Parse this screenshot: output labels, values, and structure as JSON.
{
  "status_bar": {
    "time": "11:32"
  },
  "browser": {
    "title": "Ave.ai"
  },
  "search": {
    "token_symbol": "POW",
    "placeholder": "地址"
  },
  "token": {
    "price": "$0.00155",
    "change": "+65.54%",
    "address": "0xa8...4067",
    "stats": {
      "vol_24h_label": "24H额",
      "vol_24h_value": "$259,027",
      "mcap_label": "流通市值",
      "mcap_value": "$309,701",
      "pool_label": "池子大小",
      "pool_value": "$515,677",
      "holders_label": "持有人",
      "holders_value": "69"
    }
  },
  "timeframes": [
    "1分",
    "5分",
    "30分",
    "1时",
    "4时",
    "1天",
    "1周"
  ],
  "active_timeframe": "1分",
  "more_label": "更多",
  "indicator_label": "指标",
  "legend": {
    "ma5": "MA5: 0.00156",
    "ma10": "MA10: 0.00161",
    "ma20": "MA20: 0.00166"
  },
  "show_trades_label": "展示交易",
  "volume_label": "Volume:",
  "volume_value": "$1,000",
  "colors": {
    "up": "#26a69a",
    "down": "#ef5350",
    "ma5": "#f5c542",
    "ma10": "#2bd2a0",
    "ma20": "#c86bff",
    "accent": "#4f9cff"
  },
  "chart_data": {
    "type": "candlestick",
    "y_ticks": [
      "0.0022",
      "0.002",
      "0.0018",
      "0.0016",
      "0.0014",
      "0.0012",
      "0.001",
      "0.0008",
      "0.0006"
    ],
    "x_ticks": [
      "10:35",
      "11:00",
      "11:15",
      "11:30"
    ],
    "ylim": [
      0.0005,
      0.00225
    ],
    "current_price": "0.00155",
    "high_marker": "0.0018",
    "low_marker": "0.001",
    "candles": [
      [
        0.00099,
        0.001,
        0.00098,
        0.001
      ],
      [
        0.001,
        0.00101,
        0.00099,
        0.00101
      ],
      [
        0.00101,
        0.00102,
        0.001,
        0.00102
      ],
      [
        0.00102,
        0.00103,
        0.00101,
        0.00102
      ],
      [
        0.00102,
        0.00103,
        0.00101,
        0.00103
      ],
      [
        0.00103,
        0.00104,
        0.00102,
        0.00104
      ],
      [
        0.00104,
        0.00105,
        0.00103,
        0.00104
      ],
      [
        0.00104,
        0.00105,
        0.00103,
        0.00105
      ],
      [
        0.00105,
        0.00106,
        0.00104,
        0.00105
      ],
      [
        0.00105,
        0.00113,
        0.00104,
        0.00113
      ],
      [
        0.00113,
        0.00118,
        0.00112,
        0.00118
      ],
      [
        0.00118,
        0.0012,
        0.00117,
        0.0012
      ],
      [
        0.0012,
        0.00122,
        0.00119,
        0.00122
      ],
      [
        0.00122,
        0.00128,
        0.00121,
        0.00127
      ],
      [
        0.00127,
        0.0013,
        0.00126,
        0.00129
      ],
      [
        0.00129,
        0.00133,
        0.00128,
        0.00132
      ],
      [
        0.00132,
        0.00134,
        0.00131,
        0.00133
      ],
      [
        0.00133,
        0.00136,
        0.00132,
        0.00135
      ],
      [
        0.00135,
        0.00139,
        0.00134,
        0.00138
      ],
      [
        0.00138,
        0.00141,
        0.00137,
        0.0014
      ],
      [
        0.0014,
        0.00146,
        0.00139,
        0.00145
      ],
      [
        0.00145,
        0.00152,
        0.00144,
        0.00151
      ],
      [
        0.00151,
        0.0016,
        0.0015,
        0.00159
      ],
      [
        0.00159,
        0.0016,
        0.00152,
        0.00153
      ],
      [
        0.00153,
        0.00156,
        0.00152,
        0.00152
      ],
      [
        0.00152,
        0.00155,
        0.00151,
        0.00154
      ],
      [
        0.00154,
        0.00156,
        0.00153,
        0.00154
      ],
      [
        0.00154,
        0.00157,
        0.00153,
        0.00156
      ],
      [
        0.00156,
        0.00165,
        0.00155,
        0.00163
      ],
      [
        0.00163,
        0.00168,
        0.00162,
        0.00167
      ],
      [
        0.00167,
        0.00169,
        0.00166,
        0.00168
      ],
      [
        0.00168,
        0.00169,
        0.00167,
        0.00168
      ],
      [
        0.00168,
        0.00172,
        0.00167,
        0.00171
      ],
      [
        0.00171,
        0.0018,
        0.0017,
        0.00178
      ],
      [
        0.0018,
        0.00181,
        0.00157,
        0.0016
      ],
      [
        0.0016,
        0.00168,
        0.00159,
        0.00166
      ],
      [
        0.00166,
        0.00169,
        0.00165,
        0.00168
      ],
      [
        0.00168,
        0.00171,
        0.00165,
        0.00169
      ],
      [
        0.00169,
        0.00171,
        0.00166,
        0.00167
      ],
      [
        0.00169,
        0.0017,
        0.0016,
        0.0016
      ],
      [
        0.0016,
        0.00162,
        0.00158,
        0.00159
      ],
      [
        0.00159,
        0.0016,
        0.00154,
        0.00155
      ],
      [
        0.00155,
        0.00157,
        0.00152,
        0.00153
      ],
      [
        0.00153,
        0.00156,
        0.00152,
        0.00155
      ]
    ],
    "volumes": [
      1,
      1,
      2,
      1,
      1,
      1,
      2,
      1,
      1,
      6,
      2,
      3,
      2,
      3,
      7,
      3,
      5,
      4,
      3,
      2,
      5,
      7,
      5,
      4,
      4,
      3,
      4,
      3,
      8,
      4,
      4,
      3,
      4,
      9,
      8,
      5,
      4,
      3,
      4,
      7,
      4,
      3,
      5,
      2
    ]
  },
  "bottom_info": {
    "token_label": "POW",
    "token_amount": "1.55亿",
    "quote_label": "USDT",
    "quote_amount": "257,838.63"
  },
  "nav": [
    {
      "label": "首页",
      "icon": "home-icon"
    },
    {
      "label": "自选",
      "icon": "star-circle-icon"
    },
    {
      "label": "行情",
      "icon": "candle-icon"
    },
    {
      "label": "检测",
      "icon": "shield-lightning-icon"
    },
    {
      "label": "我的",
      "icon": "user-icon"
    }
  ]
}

Written exercise ▸ Return every record, word for word.

Output for this task ▸
Parse this screenshot: output labels, values, and structure as JSON.
{
  "status_bar": {
    "time": "11:32"
  },
  "browser": {
    "title": "Ave.ai"
  },
  "search": {
    "token_symbol": "POW",
    "placeholder": "地址"
  },
  "token": {
    "price": "$0.00155",
    "change": "+65.54%",
    "address": "0xa8...4067",
    "stats": {
      "vol_24h_label": "24H额",
      "vol_24h_value": "$259,027",
      "mcap_label": "流通市值",
      "mcap_value": "$309,701",
      "pool_label": "池子大小",
      "pool_value": "$515,677",
      "holders_label": "持有人",
      "holders_value": "69"
    }
  },
  "timeframes": [
    "1分",
    "5分",
    "30分",
    "1时",
    "4时",
    "1天",
    "1周"
  ],
  "active_timeframe": "1分",
  "more_label": "更多",
  "indicator_label": "指标",
  "legend": {
    "ma5": "MA5: 0.00156",
    "ma10": "MA10: 0.00161",
    "ma20": "MA20: 0.00166"
  },
  "show_trades_label": "展示交易",
  "volume_label": "Volume:",
  "volume_value": "$1,000",
  "colors": {
    "up": "#26a69a",
    "down": "#ef5350",
    "ma5": "#f5c542",
    "ma10": "#2bd2a0",
    "ma20": "#c86bff",
    "accent": "#4f9cff"
  },
  "chart_data": {
    "type": "candlestick",
    "y_ticks": [
      "0.0022",
      "0.002",
      "0.0018",
      "0.0016",
      "0.0014",
      "0.0012",
      "0.001",
      "0.0008",
      "0.0006"
    ],
    "x_ticks": [
      "10:35",
      "11:00",
      "11:15",
      "11:30"
    ],
    "ylim": [
      0.0005,
      0.00225
    ],
    "current_price": "0.00155",
    "high_marker": "0.0018",
    "low_marker": "0.001",
    "candles": [
      [
        0.00099,
        0.001,
        0.00098,
        0.001
      ],
      [
        0.001,
        0.00101,
        0.00099,
        0.00101
      ],
      [
        0.00101,
        0.00102,
        0.001,
        0.00102
      ],
      [
        0.00102,
        0.00103,
        0.00101,
        0.00102
      ],
      [
        0.00102,
        0.00103,
        0.00101,
        0.00103
      ],
      [
        0.00103,
        0.00104,
        0.00102,
        0.00104
      ],
      [
        0.00104,
        0.00105,
        0.00103,
        0.00104
      ],
      [
        0.00104,
        0.00105,
        0.00103,
        0.00105
      ],
      [
        0.00105,
        0.00106,
        0.00104,
        0.00105
      ],
      [
        0.00105,
        0.00113,
        0.00104,
        0.00113
      ],
      [
        0.00113,
        0.00118,
        0.00112,
        0.00118
      ],
      [
        0.00118,
        0.0012,
        0.00117,
        0.0012
      ],
      [
        0.0012,
        0.00122,
        0.00119,
        0.00122
      ],
      [
        0.00122,
        0.00128,
        0.00121,
        0.00127
      ],
      [
        0.00127,
        0.0013,
        0.00126,
        0.00129
      ],
      [
        0.00129,
        0.00133,
        0.00128,
        0.00132
      ],
      [
        0.00132,
        0.00134,
        0.00131,
        0.00133
      ],
      [
        0.00133,
        0.00136,
        0.00132,
        0.00135
      ],
      [
        0.00135,
        0.00139,
        0.00134,
        0.00138
      ],
      [
        0.00138,
        0.00141,
        0.00137,
        0.0014
      ],
      [
        0.0014,
        0.00146,
        0.00139,
        0.00145
      ],
      [
        0.00145,
        0.00152,
        0.00144,
        0.00151
      ],
      [
        0.00151,
        0.0016,
        0.0015,
        0.00159
      ],
      [
        0.00159,
        0.0016,
        0.00152,
        0.00153
      ],
      [
        0.00153,
        0.00156,
        0.00152,
        0.00152
      ],
      [
        0.00152,
        0.00155,
        0.00151,
        0.00154
      ],
      [
        0.00154,
        0.00156,
        0.00153,
        0.00154
      ],
      [
        0.00154,
        0.00157,
        0.00153,
        0.00156
      ],
      [
        0.00156,
        0.00165,
        0.00155,
        0.00163
      ],
      [
        0.00163,
        0.00168,
        0.00162,
        0.00167
      ],
      [
        0.00167,
        0.00169,
        0.00166,
        0.00168
      ],
      [
        0.00168,
        0.00169,
        0.00167,
        0.00168
      ],
      [
        0.00168,
        0.00172,
        0.00167,
        0.00171
      ],
      [
        0.00171,
        0.0018,
        0.0017,
        0.00178
      ],
      [
        0.0018,
        0.00181,
        0.00157,
        0.0016
      ],
      [
        0.0016,
        0.00168,
        0.00159,
        0.00166
      ],
      [
        0.00166,
        0.00169,
        0.00165,
        0.00168
      ],
      [
        0.00168,
        0.00171,
        0.00165,
        0.00169
      ],
      [
        0.00169,
        0.00171,
        0.00166,
        0.00167
      ],
      [
        0.00169,
        0.0017,
        0.0016,
        0.0016
      ],
      [
        0.0016,
        0.00162,
        0.00158,
        0.00159
      ],
      [
        0.00159,
        0.0016,
        0.00154,
        0.00155
      ],
      [
        0.00155,
        0.00157,
        0.00152,
        0.00153
      ],
      [
        0.00153,
        0.00156,
        0.00152,
        0.00155
      ]
    ],
    "volumes": [
      1,
      1,
      2,
      1,
      1,
      1,
      2,
      1,
      1,
      6,
      2,
      3,
      2,
      3,
      7,
      3,
      5,
      4,
      3,
      2,
      5,
      7,
      5,
      4,
      4,
      3,
      4,
      3,
      8,
      4,
      4,
      3,
      4,
      9,
      8,
      5,
      4,
      3,
      4,
      7,
      4,
      3,
      5,
      2
    ]
  },
  "bottom_info": {
    "token_label": "POW",
    "token_amount": "1.55亿",
    "quote_label": "USDT",
    "quote_amount": "257,838.63"
  },
  "nav": [
    {
      "label": "首页",
      "icon": "home-icon"
    },
    {
      "label": "自选",
      "icon": "star-circle-icon"
    },
    {
      "label": "行情",
      "icon": "candle-icon"
    },
    {
      "label": "检测",
      "icon": "shield-lightning-icon"
    },
    {
      "label": "我的",
      "icon": "user-icon"
    }
  ]
}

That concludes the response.